• [DIRECTIONS FOR THIS TASK]: Retype the complete listing exactly as it appears.

────

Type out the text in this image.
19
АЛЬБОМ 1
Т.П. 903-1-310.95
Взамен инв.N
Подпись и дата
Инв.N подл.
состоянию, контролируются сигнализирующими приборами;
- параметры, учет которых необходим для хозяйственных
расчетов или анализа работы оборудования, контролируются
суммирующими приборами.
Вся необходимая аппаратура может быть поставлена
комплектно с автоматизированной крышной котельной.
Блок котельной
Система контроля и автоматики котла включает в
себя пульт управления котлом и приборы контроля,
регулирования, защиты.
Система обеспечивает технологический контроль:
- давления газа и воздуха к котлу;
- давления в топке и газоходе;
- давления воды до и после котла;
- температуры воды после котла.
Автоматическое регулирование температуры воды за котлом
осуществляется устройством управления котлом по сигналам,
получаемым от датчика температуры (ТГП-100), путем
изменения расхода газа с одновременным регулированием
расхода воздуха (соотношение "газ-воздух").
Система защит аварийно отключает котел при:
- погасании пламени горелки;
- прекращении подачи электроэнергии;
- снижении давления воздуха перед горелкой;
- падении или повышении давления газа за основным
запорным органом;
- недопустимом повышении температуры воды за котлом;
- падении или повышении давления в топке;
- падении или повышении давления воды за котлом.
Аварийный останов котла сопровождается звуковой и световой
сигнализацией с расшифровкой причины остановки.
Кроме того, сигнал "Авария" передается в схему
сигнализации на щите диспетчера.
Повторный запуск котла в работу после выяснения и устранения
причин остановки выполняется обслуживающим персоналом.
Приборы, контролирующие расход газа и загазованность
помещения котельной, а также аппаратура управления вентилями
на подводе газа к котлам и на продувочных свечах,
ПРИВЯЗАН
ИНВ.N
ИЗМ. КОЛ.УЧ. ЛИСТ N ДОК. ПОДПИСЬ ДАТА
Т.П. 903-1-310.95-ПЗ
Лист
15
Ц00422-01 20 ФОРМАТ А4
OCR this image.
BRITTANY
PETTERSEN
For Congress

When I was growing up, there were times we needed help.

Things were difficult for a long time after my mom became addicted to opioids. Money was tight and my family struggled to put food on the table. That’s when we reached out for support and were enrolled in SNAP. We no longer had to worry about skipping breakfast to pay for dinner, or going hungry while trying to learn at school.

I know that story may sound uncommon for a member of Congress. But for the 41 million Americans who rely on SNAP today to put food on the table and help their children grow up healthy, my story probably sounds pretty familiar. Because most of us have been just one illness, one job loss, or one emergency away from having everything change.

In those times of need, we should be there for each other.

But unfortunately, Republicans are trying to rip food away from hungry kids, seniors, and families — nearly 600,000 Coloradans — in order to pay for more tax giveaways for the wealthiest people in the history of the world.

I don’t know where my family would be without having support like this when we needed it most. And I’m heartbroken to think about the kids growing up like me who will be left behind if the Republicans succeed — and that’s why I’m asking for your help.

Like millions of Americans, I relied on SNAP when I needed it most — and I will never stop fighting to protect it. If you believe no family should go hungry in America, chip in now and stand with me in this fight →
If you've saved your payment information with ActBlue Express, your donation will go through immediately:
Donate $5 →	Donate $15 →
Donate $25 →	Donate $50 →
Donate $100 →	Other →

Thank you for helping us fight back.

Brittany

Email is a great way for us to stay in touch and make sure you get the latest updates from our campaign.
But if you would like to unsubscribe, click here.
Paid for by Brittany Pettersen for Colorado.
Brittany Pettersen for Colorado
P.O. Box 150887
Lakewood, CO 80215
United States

────

• [SOLUTION TO THE PROBLEM]:
Type out the text in this image.
19
АЛЬБОМ 1
Т.П. 903-1-310.95
Взамен инв.N
Подпись и дата
Инв.N подл.
состоянию, контролируются сигнализирующими приборами;
- параметры, учет которых необходим для хозяйственных
расчетов или анализа работы оборудования, контролируются
суммирующими приборами.
Вся необходимая аппаратура может быть поставлена
комплектно с автоматизированной крышной котельной.
Блок котельной
Система контроля и автоматики котла включает в
себя пульт управления котлом и приборы контроля,
регулирования, защиты.
Система обеспечивает технологический контроль:
- давления газа и воздуха к котлу;
- давления в топке и газоходе;
- давления воды до и после котла;
- температуры воды после котла.
Автоматическое регулирование температуры воды за котлом
осуществляется устройством управления котлом по сигналам,
получаемым от датчика температуры (ТГП-100), путем
изменения расхода газа с одновременным регулированием
расхода воздуха (соотношение "газ-воздух").
Система защит аварийно отключает котел при:
- погасании пламени горелки;
- прекращении подачи электроэнергии;
- снижении давления воздуха перед горелкой;
- падении или повышении давления газа за основным
запорным органом;
- недопустимом повышении температуры воды за котлом;
- падении или повышении давления в топке;
- падении или повышении давления воды за котлом.
Аварийный останов котла сопровождается звуковой и световой
сигнализацией с расшифровкой причины остановки.
Кроме того, сигнал "Авария" передается в схему
сигнализации на щите диспетчера.
Повторный запуск котла в работу после выяснения и устранения
причин остановки выполняется обслуживающим персоналом.
Приборы, контролирующие расход газа и загазованность
помещения котельной, а также аппаратура управления вентилями
на подводе газа к котлам и на продувочных свечах,
ПРИВЯЗАН
ИНВ.N
ИЗМ. КОЛ.УЧ. ЛИСТ N ДОК. ПОДПИСЬ ДАТА
Т.П. 903-1-310.95-ПЗ
Лист
15
Ц00422-01 20 ФОРМАТ А4
OCR this image.
BRITTANY
PETTERSEN
For Congress

When I was growing up, there were times we needed help.

Things were difficult for a long time after my mom became addicted to opioids. Money was tight and my family struggled to put food on the table. That’s when we reached out for support and were enrolled in SNAP. We no longer had to worry about skipping breakfast to pay for dinner, or going hungry while trying to learn at school.

I know that story may sound uncommon for a member of Congress. But for the 41 million Americans who rely on SNAP today to put food on the table and help their children grow up healthy, my story probably sounds pretty familiar. Because most of us have been just one illness, one job loss, or one emergency away from having everything change.

In those times of need, we should be there for each other.

But unfortunately, Republicans are trying to rip food away from hungry kids, seniors, and families — nearly 600,000 Coloradans — in order to pay for more tax giveaways for the wealthiest people in the history of the world.

I don’t know where my family would be without having support like this when we needed it most. And I’m heartbroken to think about the kids growing up like me who will be left behind if the Republicans succeed — and that’s why I’m asking for your help.

Like millions of Americans, I relied on SNAP when I needed it most — and I will never stop fighting to protect it. If you believe no family should go hungry in America, chip in now and stand with me in this fight →
If you've saved your payment information with ActBlue Express, your donation will go through immediately:
Donate $5 →	Donate $15 →
Donate $25 →	Donate $50 →
Donate $100 →	Other →

Thank you for helping us fight back.

Brittany

Email is a great way for us to stay in touch and make sure you get the latest updates from our campaign.
But if you would like to unsubscribe, click here.
Paid for by Brittany Pettersen for Colorado.
Brittany Pettersen for Colorado
P.O. Box 150887
Lakewood, CO 80215
United States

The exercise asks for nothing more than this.